◆ Your instructions ◆
Word for word, retype every entry in the listing.

(Dataset records)
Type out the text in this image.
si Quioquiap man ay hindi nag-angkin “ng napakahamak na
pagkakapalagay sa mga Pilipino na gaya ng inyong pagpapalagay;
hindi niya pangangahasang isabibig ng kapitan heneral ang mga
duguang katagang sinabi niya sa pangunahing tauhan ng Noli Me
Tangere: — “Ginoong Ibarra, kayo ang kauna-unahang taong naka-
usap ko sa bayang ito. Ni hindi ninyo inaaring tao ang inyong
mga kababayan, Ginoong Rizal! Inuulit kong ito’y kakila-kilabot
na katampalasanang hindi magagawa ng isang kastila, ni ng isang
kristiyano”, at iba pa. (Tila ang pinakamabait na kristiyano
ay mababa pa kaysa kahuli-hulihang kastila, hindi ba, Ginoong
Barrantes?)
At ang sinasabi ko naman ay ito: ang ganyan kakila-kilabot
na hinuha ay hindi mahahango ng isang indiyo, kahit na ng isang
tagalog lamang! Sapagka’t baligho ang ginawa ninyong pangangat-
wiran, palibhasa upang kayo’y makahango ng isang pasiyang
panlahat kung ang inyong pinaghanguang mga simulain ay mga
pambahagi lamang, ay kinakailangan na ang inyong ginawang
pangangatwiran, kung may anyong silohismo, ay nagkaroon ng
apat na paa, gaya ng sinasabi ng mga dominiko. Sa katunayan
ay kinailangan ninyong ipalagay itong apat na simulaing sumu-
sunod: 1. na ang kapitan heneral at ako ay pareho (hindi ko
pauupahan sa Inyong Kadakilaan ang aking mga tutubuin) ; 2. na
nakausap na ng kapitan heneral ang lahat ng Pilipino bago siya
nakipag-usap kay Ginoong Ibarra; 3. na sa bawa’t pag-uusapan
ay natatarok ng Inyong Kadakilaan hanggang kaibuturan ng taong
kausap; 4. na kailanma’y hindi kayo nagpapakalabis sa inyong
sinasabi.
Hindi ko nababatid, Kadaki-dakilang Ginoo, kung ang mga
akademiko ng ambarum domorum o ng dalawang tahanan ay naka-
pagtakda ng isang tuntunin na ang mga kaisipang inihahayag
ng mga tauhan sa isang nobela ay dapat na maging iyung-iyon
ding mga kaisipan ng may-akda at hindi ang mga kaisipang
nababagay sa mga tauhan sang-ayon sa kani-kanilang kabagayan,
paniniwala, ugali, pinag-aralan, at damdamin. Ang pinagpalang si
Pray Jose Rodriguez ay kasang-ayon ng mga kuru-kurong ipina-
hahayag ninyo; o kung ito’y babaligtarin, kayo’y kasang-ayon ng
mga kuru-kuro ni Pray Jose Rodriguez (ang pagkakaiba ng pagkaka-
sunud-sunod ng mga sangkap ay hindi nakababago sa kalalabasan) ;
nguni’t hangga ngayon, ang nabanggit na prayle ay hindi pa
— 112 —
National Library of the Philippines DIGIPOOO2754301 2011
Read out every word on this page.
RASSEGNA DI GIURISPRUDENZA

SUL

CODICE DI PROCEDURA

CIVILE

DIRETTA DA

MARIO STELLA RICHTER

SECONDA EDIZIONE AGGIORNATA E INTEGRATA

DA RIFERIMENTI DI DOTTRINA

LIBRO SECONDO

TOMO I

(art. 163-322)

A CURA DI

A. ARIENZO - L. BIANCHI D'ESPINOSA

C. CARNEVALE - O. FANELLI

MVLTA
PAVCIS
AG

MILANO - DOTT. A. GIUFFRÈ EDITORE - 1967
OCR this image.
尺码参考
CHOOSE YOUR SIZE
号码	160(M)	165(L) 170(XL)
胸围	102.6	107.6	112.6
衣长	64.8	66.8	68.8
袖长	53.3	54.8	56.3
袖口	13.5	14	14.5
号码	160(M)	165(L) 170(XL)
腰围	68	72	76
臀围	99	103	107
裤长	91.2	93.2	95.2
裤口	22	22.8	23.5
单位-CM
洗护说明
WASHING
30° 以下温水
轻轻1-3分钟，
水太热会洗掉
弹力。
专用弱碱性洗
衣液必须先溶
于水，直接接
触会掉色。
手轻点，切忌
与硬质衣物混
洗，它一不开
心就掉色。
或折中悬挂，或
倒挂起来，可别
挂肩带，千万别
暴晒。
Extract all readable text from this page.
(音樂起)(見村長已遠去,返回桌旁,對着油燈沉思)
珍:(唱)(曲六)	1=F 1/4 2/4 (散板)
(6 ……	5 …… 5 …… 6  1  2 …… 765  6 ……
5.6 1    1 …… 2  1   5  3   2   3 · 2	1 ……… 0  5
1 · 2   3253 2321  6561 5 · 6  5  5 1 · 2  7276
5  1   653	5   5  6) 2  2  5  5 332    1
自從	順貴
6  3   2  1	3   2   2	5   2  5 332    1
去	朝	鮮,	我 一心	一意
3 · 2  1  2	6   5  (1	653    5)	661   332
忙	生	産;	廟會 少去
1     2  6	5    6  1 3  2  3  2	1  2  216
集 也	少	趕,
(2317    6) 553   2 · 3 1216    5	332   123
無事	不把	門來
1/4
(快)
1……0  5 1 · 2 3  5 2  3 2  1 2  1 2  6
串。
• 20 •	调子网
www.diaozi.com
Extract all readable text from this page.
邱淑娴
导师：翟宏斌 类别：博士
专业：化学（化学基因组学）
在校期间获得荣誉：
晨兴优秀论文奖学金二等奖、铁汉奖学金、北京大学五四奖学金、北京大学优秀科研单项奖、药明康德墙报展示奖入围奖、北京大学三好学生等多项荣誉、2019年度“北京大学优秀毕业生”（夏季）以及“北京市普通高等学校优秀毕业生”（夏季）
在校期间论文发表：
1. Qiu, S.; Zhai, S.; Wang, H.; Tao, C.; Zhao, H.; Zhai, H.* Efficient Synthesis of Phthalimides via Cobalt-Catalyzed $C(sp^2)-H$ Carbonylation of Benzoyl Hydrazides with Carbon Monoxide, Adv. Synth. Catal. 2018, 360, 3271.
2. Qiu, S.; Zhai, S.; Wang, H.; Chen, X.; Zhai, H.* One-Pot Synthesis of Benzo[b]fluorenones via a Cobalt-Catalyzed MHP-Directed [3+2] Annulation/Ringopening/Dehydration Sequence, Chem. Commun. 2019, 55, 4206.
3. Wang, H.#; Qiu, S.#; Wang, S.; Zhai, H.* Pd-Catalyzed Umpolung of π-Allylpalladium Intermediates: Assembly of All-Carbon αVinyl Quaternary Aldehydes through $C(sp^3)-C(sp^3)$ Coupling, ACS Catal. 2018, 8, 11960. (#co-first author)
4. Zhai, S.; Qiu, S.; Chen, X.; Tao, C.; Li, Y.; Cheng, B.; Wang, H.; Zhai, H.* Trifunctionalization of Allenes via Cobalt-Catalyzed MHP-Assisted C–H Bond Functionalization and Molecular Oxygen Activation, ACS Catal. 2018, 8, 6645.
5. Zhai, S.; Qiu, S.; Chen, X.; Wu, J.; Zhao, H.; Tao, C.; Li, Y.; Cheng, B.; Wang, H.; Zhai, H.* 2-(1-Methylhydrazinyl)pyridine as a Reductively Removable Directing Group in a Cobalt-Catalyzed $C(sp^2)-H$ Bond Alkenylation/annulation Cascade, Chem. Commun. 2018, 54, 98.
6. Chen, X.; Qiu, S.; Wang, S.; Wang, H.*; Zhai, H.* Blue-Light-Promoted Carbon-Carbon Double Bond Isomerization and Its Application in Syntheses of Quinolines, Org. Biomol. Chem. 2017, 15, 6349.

◆ Exercise solution ◆
Type out the text in this image.
si Quioquiap man ay hindi nag-angkin “ng napakahamak na
pagkakapalagay sa mga Pilipino na gaya ng inyong pagpapalagay;
hindi niya pangangahasang isabibig ng kapitan heneral ang mga
duguang katagang sinabi niya sa pangunahing tauhan ng Noli Me
Tangere: — “Ginoong Ibarra, kayo ang kauna-unahang taong naka-
usap ko sa bayang ito. Ni hindi ninyo inaaring tao ang inyong
mga kababayan, Ginoong Rizal! Inuulit kong ito’y kakila-kilabot
na katampalasanang hindi magagawa ng isang kastila, ni ng isang
kristiyano”, at iba pa. (Tila ang pinakamabait na kristiyano
ay mababa pa kaysa kahuli-hulihang kastila, hindi ba, Ginoong
Barrantes?)
At ang sinasabi ko naman ay ito: ang ganyan kakila-kilabot
na hinuha ay hindi mahahango ng isang indiyo, kahit na ng isang
tagalog lamang! Sapagka’t baligho ang ginawa ninyong pangangat-
wiran, palibhasa upang kayo’y makahango ng isang pasiyang
panlahat kung ang inyong pinaghanguang mga simulain ay mga
pambahagi lamang, ay kinakailangan na ang inyong ginawang
pangangatwiran, kung may anyong silohismo, ay nagkaroon ng
apat na paa, gaya ng sinasabi ng mga dominiko. Sa katunayan
ay kinailangan ninyong ipalagay itong apat na simulaing sumu-
sunod: 1. na ang kapitan heneral at ako ay pareho (hindi ko
pauupahan sa Inyong Kadakilaan ang aking mga tutubuin) ; 2. na
nakausap na ng kapitan heneral ang lahat ng Pilipino bago siya
nakipag-usap kay Ginoong Ibarra; 3. na sa bawa’t pag-uusapan
ay natatarok ng Inyong Kadakilaan hanggang kaibuturan ng taong
kausap; 4. na kailanma’y hindi kayo nagpapakalabis sa inyong
sinasabi.
Hindi ko nababatid, Kadaki-dakilang Ginoo, kung ang mga
akademiko ng ambarum domorum o ng dalawang tahanan ay naka-
pagtakda ng isang tuntunin na ang mga kaisipang inihahayag
ng mga tauhan sa isang nobela ay dapat na maging iyung-iyon
ding mga kaisipan ng may-akda at hindi ang mga kaisipang
nababagay sa mga tauhan sang-ayon sa kani-kanilang kabagayan,
paniniwala, ugali, pinag-aralan, at damdamin. Ang pinagpalang si
Pray Jose Rodriguez ay kasang-ayon ng mga kuru-kurong ipina-
hahayag ninyo; o kung ito’y babaligtarin, kayo’y kasang-ayon ng
mga kuru-kuro ni Pray Jose Rodriguez (ang pagkakaiba ng pagkaka-
sunud-sunod ng mga sangkap ay hindi nakababago sa kalalabasan) ;
nguni’t hangga ngayon, ang nabanggit na prayle ay hindi pa
— 112 —
National Library of the Philippines DIGIPOOO2754301 2011
Read out every word on this page.
RASSEGNA DI GIURISPRUDENZA

SUL

CODICE DI PROCEDURA

CIVILE

DIRETTA DA

MARIO STELLA RICHTER

SECONDA EDIZIONE AGGIORNATA E INTEGRATA

DA RIFERIMENTI DI DOTTRINA

LIBRO SECONDO

TOMO I

(art. 163-322)

A CURA DI

A. ARIENZO - L. BIANCHI D'ESPINOSA

C. CARNEVALE - O. FANELLI

MVLTA
PAVCIS
AG

MILANO - DOTT. A. GIUFFRÈ EDITORE - 1967
OCR this image.
尺码参考
CHOOSE YOUR SIZE
号码	160(M)	165(L) 170(XL)
胸围	102.6	107.6	112.6
衣长	64.8	66.8	68.8
袖长	53.3	54.8	56.3
袖口	13.5	14	14.5
号码	160(M)	165(L) 170(XL)
腰围	68	72	76
臀围	99	103	107
裤长	91.2	93.2	95.2
裤口	22	22.8	23.5
单位-CM
洗护说明
WASHING
30° 以下温水
轻轻1-3分钟，
水太热会洗掉
弹力。
专用弱碱性洗
衣液必须先溶
于水，直接接
触会掉色。
手轻点，切忌
与硬质衣物混
洗，它一不开
心就掉色。
或折中悬挂，或
倒挂起来，可别
挂肩带，千万别
暴晒。
Extract all readable text from this page.
(音樂起)(見村長已遠去,返回桌旁,對着油燈沉思)
珍:(唱)(曲六)	1=F 1/4 2/4 (散板)
(6 ……	5 …… 5 …… 6  1  2 …… 765  6 ……
5.6 1    1 …… 2  1   5  3   2   3 · 2	1 ……… 0  5
1 · 2   3253 2321  6561 5 · 6  5  5 1 · 2  7276
5  1   653	5   5  6) 2  2  5  5 332    1
自從	順貴
6  3   2  1	3   2   2	5   2  5 332    1
去	朝	鮮,	我 一心	一意
3 · 2  1  2	6   5  (1	653    5)	661   332
忙	生	産;	廟會 少去
1     2  6	5    6  1 3  2  3  2	1  2  216
集 也	少	趕,
(2317    6) 553   2 · 3 1216    5	332   123
無事	不把	門來
1/4
(快)
1……0  5 1 · 2 3  5 2  3 2  1 2  1 2  6
串。
• 20 •	调子网
www.diaozi.com
Extract all readable text from this page.
邱淑娴
导师：翟宏斌 类别：博士
专业：化学（化学基因组学）
在校期间获得荣誉：
晨兴优秀论文奖学金二等奖、铁汉奖学金、北京大学五四奖学金、北京大学优秀科研单项奖、药明康德墙报展示奖入围奖、北京大学三好学生等多项荣誉、2019年度“北京大学优秀毕业生”（夏季）以及“北京市普通高等学校优秀毕业生”（夏季）
在校期间论文发表：
1. Qiu, S.; Zhai, S.; Wang, H.; Tao, C.; Zhao, H.; Zhai, H.* Efficient Synthesis of Phthalimides via Cobalt-Catalyzed $C(sp^2)-H$ Carbonylation of Benzoyl Hydrazides with Carbon Monoxide, Adv. Synth. Catal. 2018, 360, 3271.
2. Qiu, S.; Zhai, S.; Wang, H.; Chen, X.; Zhai, H.* One-Pot Synthesis of Benzo[b]fluorenones via a Cobalt-Catalyzed MHP-Directed [3+2] Annulation/Ringopening/Dehydration Sequence, Chem. Commun. 2019, 55, 4206.
3. Wang, H.#; Qiu, S.#; Wang, S.; Zhai, H.* Pd-Catalyzed Umpolung of π-Allylpalladium Intermediates: Assembly of All-Carbon αVinyl Quaternary Aldehydes through $C(sp^3)-C(sp^3)$ Coupling, ACS Catal. 2018, 8, 11960. (#co-first author)
4. Zhai, S.; Qiu, S.; Chen, X.; Tao, C.; Li, Y.; Cheng, B.; Wang, H.; Zhai, H.* Trifunctionalization of Allenes via Cobalt-Catalyzed MHP-Assisted C–H Bond Functionalization and Molecular Oxygen Activation, ACS Catal. 2018, 8, 6645.
5. Zhai, S.; Qiu, S.; Chen, X.; Wu, J.; Zhao, H.; Tao, C.; Li, Y.; Cheng, B.; Wang, H.; Zhai, H.* 2-(1-Methylhydrazinyl)pyridine as a Reductively Removable Directing Group in a Cobalt-Catalyzed $C(sp^2)-H$ Bond Alkenylation/annulation Cascade, Chem. Commun. 2018, 54, 98.
6. Chen, X.; Qiu, S.; Wang, S.; Wang, H.*; Zhai, H.* Blue-Light-Promoted Carbon-Carbon Double Bond Isomerization and Its Application in Syntheses of Quinolines, Org. Biomol. Chem. 2017, 15, 6349.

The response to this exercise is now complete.